> **TASK DESCRIPTION**
Write out each line exactly as it stands, please.

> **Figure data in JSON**
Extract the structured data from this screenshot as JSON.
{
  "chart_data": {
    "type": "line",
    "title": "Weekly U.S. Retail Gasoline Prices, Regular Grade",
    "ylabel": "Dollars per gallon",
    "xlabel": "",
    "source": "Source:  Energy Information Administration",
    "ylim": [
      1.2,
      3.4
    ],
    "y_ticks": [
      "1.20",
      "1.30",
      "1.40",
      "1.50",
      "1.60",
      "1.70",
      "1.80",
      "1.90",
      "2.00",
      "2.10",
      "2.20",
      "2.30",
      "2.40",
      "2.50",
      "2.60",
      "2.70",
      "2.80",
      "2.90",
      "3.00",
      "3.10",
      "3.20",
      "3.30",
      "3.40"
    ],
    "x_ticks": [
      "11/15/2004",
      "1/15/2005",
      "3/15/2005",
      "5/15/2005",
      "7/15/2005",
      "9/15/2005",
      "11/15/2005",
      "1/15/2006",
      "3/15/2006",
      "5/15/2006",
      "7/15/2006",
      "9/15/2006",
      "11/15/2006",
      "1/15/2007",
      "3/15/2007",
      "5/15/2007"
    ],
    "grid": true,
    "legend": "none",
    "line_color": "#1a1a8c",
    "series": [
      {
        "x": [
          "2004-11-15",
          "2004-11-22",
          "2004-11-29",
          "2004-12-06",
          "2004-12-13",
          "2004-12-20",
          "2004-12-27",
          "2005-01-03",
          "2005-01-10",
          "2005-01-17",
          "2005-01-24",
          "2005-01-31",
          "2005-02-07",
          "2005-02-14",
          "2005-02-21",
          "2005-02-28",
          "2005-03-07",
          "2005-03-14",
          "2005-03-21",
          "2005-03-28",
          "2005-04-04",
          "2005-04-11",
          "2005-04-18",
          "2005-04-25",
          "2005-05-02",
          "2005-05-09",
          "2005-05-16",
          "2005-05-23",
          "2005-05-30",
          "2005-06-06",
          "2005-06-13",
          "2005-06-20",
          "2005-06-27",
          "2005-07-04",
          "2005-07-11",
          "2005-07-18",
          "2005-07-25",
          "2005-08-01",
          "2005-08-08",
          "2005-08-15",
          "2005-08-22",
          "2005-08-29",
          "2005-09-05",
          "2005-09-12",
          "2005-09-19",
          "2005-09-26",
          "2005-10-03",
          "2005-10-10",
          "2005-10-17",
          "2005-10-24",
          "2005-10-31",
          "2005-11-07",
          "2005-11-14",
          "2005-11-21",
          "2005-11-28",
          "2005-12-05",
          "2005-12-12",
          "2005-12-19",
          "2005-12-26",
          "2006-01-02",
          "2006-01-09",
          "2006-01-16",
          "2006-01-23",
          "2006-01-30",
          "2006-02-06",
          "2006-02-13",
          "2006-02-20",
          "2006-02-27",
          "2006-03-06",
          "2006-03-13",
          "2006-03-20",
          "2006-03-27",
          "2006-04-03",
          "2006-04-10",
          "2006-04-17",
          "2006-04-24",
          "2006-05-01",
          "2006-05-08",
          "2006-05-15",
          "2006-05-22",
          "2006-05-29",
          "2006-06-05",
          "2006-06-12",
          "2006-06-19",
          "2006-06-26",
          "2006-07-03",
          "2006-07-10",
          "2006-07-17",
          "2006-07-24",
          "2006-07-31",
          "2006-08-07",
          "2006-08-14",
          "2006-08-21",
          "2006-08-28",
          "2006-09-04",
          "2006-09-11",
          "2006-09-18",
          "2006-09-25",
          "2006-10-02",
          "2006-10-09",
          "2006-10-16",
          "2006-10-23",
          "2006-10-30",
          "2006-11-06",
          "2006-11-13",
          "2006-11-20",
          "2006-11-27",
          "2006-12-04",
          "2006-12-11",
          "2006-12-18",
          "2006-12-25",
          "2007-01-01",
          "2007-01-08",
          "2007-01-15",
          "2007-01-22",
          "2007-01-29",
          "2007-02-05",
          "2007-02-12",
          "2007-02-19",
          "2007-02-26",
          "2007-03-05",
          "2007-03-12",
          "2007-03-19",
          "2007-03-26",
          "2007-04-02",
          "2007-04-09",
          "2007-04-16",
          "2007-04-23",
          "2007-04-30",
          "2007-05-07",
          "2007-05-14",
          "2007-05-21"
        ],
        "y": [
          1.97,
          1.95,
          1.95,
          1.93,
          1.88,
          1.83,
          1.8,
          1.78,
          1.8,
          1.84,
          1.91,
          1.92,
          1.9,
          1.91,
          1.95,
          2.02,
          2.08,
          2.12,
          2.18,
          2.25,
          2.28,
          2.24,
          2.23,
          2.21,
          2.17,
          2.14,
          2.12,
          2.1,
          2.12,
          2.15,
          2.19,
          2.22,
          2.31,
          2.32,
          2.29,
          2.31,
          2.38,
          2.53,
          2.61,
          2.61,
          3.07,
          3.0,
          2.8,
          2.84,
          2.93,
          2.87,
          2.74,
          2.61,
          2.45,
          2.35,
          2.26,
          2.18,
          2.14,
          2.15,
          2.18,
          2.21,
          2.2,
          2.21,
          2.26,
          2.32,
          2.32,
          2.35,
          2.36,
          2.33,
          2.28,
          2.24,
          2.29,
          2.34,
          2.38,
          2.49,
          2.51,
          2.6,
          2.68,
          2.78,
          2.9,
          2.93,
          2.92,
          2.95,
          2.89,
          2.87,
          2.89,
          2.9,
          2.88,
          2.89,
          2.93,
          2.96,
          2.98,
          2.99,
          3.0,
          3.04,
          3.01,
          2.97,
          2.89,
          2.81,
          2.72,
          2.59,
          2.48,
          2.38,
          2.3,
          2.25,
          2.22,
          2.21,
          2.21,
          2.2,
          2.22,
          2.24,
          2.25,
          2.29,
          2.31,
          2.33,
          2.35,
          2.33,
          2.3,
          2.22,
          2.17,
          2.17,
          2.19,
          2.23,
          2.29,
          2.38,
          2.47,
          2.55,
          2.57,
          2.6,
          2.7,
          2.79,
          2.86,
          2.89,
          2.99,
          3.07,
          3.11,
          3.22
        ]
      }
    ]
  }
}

> **OUTPUT**
Extract the structured data from this screenshot as JSON.
{
  "chart_data": {
    "type": "line",
    "title": "Weekly U.S. Retail Gasoline Prices, Regular Grade",
    "ylabel": "Dollars per gallon",
    "xlabel": "",
    "source": "Source:  Energy Information Administration",
    "ylim": [
      1.2,
      3.4
    ],
    "y_ticks": [
      "1.20",
      "1.30",
      "1.40",
      "1.50",
      "1.60",
      "1.70",
      "1.80",
      "1.90",
      "2.00",
      "2.10",
      "2.20",
      "2.30",
      "2.40",
      "2.50",
      "2.60",
      "2.70",
      "2.80",
      "2.90",
      "3.00",
      "3.10",
      "3.20",
      "3.30",
      "3.40"
    ],
    "x_ticks": [
      "11/15/2004",
      "1/15/2005",
      "3/15/2005",
      "5/15/2005",
      "7/15/2005",
      "9/15/2005",
      "11/15/2005",
      "1/15/2006",
      "3/15/2006",
      "5/15/2006",
      "7/15/2006",
      "9/15/2006",
      "11/15/2006",
      "1/15/2007",
      "3/15/2007",
      "5/15/2007"
    ],
    "grid": true,
    "legend": "none",
    "line_color": "#1a1a8c",
    "series": [
      {
        "x": [
          "2004-11-15",
          "2004-11-22",
          "2004-11-29",
          "2004-12-06",
          "2004-12-13",
          "2004-12-20",
          "2004-12-27",
          "2005-01-03",
          "2005-01-10",
          "2005-01-17",
          "2005-01-24",
          "2005-01-31",
          "2005-02-07",
          "2005-02-14",
          "2005-02-21",
          "2005-02-28",
          "2005-03-07",
          "2005-03-14",
          "2005-03-21",
          "2005-03-28",
          "2005-04-04",
          "2005-04-11",
          "2005-04-18",
          "2005-04-25",
          "2005-05-02",
          "2005-05-09",
          "2005-05-16",
          "2005-05-23",
          "2005-05-30",
          "2005-06-06",
          "2005-06-13",
          "2005-06-20",
          "2005-06-27",
          "2005-07-04",
          "2005-07-11",
          "2005-07-18",
          "2005-07-25",
          "2005-08-01",
          "2005-08-08",
          "2005-08-15",
          "2005-08-22",
          "2005-08-29",
          "2005-09-05",
          "2005-09-12",
          "2005-09-19",
          "2005-09-26",
          "2005-10-03",
          "2005-10-10",
          "2005-10-17",
          "2005-10-24",
          "2005-10-31",
          "2005-11-07",
          "2005-11-14",
          "2005-11-21",
          "2005-11-28",
          "2005-12-05",
          "2005-12-12",
          "2005-12-19",
          "2005-12-26",
          "2006-01-02",
          "2006-01-09",
          "2006-01-16",
          "2006-01-23",
          "2006-01-30",
          "2006-02-06",
          "2006-02-13",
          "2006-02-20",
          "2006-02-27",
          "2006-03-06",
          "2006-03-13",
          "2006-03-20",
          "2006-03-27",
          "2006-04-03",
          "2006-04-10",
          "2006-04-17",
          "2006-04-24",
          "2006-05-01",
          "2006-05-08",
          "2006-05-15",
          "2006-05-22",
          "2006-05-29",
          "2006-06-05",
          "2006-06-12",
          "2006-06-19",
          "2006-06-26",
          "2006-07-03",
          "2006-07-10",
          "2006-07-17",
          "2006-07-24",
          "2006-07-31",
          "2006-08-07",
          "2006-08-14",
          "2006-08-21",
          "2006-08-28",
          "2006-09-04",
          "2006-09-11",
          "2006-09-18",
          "2006-09-25",
          "2006-10-02",
          "2006-10-09",
          "2006-10-16",
          "2006-10-23",
          "2006-10-30",
          "2006-11-06",
          "2006-11-13",
          "2006-11-20",
          "2006-11-27",
          "2006-12-04",
          "2006-12-11",
          "2006-12-18",
          "2006-12-25",
          "2007-01-01",
          "2007-01-08",
          "2007-01-15",
          "2007-01-22",
          "2007-01-29",
          "2007-02-05",
          "2007-02-12",
          "2007-02-19",
          "2007-02-26",
          "2007-03-05",
          "2007-03-12",
          "2007-03-19",
          "2007-03-26",
          "2007-04-02",
          "2007-04-09",
          "2007-04-16",
          "2007-04-23",
          "2007-04-30",
          "2007-05-07",
          "2007-05-14",
          "2007-05-21"
        ],
        "y": [
          1.97,
          1.95,
          1.95,
          1.93,
          1.88,
          1.83,
          1.8,
          1.78,
          1.8,
          1.84,
          1.91,
          1.92,
          1.9,
          1.91,
          1.95,
          2.02,
          2.08,
          2.12,
          2.18,
          2.25,
          2.28,
          2.24,
          2.23,
          2.21,
          2.17,
          2.14,
          2.12,
          2.1,
          2.12,
          2.15,
          2.19,
          2.22,
          2.31,
          2.32,
          2.29,
          2.31,
          2.38,
          2.53,
          2.61,
          2.61,
          3.07,
          3.0,
          2.8,
          2.84,
          2.93,
          2.87,
          2.74,
          2.61,
          2.45,
          2.35,
          2.26,
          2.18,
          2.14,
          2.15,
          2.18,
          2.21,
          2.2,
          2.21,
          2.26,
          2.32,
          2.32,
          2.35,
          2.36,
          2.33,
          2.28,
          2.24,
          2.29,
          2.34,
          2.38,
          2.49,
          2.51,
          2.6,
          2.68,
          2.78,
          2.9,
          2.93,
          2.92,
          2.95,
          2.89,
          2.87,
          2.89,
          2.9,
          2.88,
          2.89,
          2.93,
          2.96,
          2.98,
          2.99,
          3.0,
          3.04,
          3.01,
          2.97,
          2.89,
          2.81,
          2.72,
          2.59,
          2.48,
          2.38,
          2.3,
          2.25,
          2.22,
          2.21,
          2.21,
          2.2,
          2.22,
          2.24,
          2.25,
          2.29,
          2.31,
          2.33,
          2.35,
          2.33,
          2.3,
          2.22,
          2.17,
          2.17,
          2.19,
          2.23,
          2.29,
          2.38,
          2.47,
          2.55,
          2.57,
          2.6,
          2.7,
          2.79,
          2.86,
          2.89,
          2.99,
          3.07,
          3.11,
          3.22
        ]
      }
    ]
  }
}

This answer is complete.